WHAT YOU HAVE TO DO: Print each of the entries exactly, leaving nothing out.
***** ENTRIES SUPPLIED
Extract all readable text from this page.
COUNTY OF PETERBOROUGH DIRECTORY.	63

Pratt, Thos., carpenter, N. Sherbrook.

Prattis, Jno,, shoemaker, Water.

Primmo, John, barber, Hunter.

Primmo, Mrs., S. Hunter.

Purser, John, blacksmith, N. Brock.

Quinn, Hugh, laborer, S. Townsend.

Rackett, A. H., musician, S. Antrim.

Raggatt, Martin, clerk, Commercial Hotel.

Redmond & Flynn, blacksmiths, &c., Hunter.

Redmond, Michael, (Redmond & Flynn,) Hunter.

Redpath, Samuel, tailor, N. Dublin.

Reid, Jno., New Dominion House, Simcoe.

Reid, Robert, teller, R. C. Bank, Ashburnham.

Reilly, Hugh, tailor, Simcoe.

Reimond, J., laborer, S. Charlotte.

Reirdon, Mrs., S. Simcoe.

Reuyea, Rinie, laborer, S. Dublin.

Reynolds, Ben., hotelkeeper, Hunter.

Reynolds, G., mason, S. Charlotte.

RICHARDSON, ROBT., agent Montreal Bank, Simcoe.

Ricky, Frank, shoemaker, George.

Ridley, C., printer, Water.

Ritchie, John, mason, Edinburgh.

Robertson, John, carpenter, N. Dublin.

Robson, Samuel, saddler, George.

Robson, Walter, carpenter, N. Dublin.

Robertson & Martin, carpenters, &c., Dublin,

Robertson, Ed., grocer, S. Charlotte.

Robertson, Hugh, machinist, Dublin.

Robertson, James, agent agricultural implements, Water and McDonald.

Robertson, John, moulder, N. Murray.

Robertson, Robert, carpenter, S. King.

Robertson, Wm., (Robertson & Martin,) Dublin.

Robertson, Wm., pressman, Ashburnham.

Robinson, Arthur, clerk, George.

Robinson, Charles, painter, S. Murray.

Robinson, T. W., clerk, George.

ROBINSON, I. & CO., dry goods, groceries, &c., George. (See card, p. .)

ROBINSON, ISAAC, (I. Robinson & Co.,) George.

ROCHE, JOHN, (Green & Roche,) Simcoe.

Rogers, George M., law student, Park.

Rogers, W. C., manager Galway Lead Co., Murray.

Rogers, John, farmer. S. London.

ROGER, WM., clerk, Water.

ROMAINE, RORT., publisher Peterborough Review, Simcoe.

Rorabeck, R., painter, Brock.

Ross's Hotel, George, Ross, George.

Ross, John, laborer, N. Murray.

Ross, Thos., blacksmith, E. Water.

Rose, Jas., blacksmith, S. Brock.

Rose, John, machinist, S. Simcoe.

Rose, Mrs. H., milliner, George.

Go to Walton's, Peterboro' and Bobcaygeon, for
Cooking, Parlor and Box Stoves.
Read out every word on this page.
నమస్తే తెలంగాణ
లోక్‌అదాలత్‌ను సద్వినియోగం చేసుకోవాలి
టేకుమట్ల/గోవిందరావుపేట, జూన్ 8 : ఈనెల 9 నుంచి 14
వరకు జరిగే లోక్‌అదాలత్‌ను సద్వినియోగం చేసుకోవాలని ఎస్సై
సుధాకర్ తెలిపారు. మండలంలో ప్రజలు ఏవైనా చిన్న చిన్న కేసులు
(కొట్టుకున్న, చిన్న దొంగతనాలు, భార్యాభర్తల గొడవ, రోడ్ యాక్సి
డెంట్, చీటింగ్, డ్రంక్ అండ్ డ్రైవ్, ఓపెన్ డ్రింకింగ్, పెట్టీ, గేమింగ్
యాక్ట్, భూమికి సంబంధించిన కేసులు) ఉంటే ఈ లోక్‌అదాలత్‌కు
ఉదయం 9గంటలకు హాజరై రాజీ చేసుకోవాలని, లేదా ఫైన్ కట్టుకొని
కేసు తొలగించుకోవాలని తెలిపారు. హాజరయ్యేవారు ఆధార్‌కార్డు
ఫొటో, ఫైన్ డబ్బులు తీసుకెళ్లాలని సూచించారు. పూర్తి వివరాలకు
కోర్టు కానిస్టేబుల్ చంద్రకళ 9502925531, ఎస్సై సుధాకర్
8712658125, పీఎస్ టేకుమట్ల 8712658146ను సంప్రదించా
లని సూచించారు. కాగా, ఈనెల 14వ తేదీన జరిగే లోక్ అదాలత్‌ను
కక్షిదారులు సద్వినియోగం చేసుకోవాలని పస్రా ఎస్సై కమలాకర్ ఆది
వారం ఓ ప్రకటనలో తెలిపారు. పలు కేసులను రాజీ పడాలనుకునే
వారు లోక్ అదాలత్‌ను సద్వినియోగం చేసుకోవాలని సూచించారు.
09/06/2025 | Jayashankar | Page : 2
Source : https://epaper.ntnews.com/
**********
EXERCISE RESPONSE:
Extract all readable text from this page.
COUNTY OF PETERBOROUGH DIRECTORY.	63

Pratt, Thos., carpenter, N. Sherbrook.

Prattis, Jno,, shoemaker, Water.

Primmo, John, barber, Hunter.

Primmo, Mrs., S. Hunter.

Purser, John, blacksmith, N. Brock.

Quinn, Hugh, laborer, S. Townsend.

Rackett, A. H., musician, S. Antrim.

Raggatt, Martin, clerk, Commercial Hotel.

Redmond & Flynn, blacksmiths, &c., Hunter.

Redmond, Michael, (Redmond & Flynn,) Hunter.

Redpath, Samuel, tailor, N. Dublin.

Reid, Jno., New Dominion House, Simcoe.

Reid, Robert, teller, R. C. Bank, Ashburnham.

Reilly, Hugh, tailor, Simcoe.

Reimond, J., laborer, S. Charlotte.

Reirdon, Mrs., S. Simcoe.

Reuyea, Rinie, laborer, S. Dublin.

Reynolds, Ben., hotelkeeper, Hunter.

Reynolds, G., mason, S. Charlotte.

RICHARDSON, ROBT., agent Montreal Bank, Simcoe.

Ricky, Frank, shoemaker, George.

Ridley, C., printer, Water.

Ritchie, John, mason, Edinburgh.

Robertson, John, carpenter, N. Dublin.

Robson, Samuel, saddler, George.

Robson, Walter, carpenter, N. Dublin.

Robertson & Martin, carpenters, &c., Dublin,

Robertson, Ed., grocer, S. Charlotte.

Robertson, Hugh, machinist, Dublin.

Robertson, James, agent agricultural implements, Water and McDonald.

Robertson, John, moulder, N. Murray.

Robertson, Robert, carpenter, S. King.

Robertson, Wm., (Robertson & Martin,) Dublin.

Robertson, Wm., pressman, Ashburnham.

Robinson, Arthur, clerk, George.

Robinson, Charles, painter, S. Murray.

Robinson, T. W., clerk, George.

ROBINSON, I. & CO., dry goods, groceries, &c., George. (See card, p. .)

ROBINSON, ISAAC, (I. Robinson & Co.,) George.

ROCHE, JOHN, (Green & Roche,) Simcoe.

Rogers, George M., law student, Park.

Rogers, W. C., manager Galway Lead Co., Murray.

Rogers, John, farmer. S. London.

ROGER, WM., clerk, Water.

ROMAINE, RORT., publisher Peterborough Review, Simcoe.

Rorabeck, R., painter, Brock.

Ross's Hotel, George, Ross, George.

Ross, John, laborer, N. Murray.

Ross, Thos., blacksmith, E. Water.

Rose, Jas., blacksmith, S. Brock.

Rose, John, machinist, S. Simcoe.

Rose, Mrs. H., milliner, George.

Go to Walton's, Peterboro' and Bobcaygeon, for
Cooking, Parlor and Box Stoves.
Read out every word on this page.
నమస్తే తెలంగాణ
లోక్‌అదాలత్‌ను సద్వినియోగం చేసుకోవాలి
టేకుమట్ల/గోవిందరావుపేట, జూన్ 8 : ఈనెల 9 నుంచి 14
వరకు జరిగే లోక్‌అదాలత్‌ను సద్వినియోగం చేసుకోవాలని ఎస్సై
సుధాకర్ తెలిపారు. మండలంలో ప్రజలు ఏవైనా చిన్న చిన్న కేసులు
(కొట్టుకున్న, చిన్న దొంగతనాలు, భార్యాభర్తల గొడవ, రోడ్ యాక్సి
డెంట్, చీటింగ్, డ్రంక్ అండ్ డ్రైవ్, ఓపెన్ డ్రింకింగ్, పెట్టీ, గేమింగ్
యాక్ట్, భూమికి సంబంధించిన కేసులు) ఉంటే ఈ లోక్‌అదాలత్‌కు
ఉదయం 9గంటలకు హాజరై రాజీ చేసుకోవాలని, లేదా ఫైన్ కట్టుకొని
కేసు తొలగించుకోవాలని తెలిపారు. హాజరయ్యేవారు ఆధార్‌కార్డు
ఫొటో, ఫైన్ డబ్బులు తీసుకెళ్లాలని సూచించారు. పూర్తి వివరాలకు
కోర్టు కానిస్టేబుల్ చంద్రకళ 9502925531, ఎస్సై సుధాకర్
8712658125, పీఎస్ టేకుమట్ల 8712658146ను సంప్రదించా
లని సూచించారు. కాగా, ఈనెల 14వ తేదీన జరిగే లోక్ అదాలత్‌ను
కక్షిదారులు సద్వినియోగం చేసుకోవాలని పస్రా ఎస్సై కమలాకర్ ఆది
వారం ఓ ప్రకటనలో తెలిపారు. పలు కేసులను రాజీ పడాలనుకునే
వారు లోక్ అదాలత్‌ను సద్వినియోగం చేసుకోవాలని సూచించారు.
09/06/2025 | Jayashankar | Page : 2
Source : https://epaper.ntnews.com/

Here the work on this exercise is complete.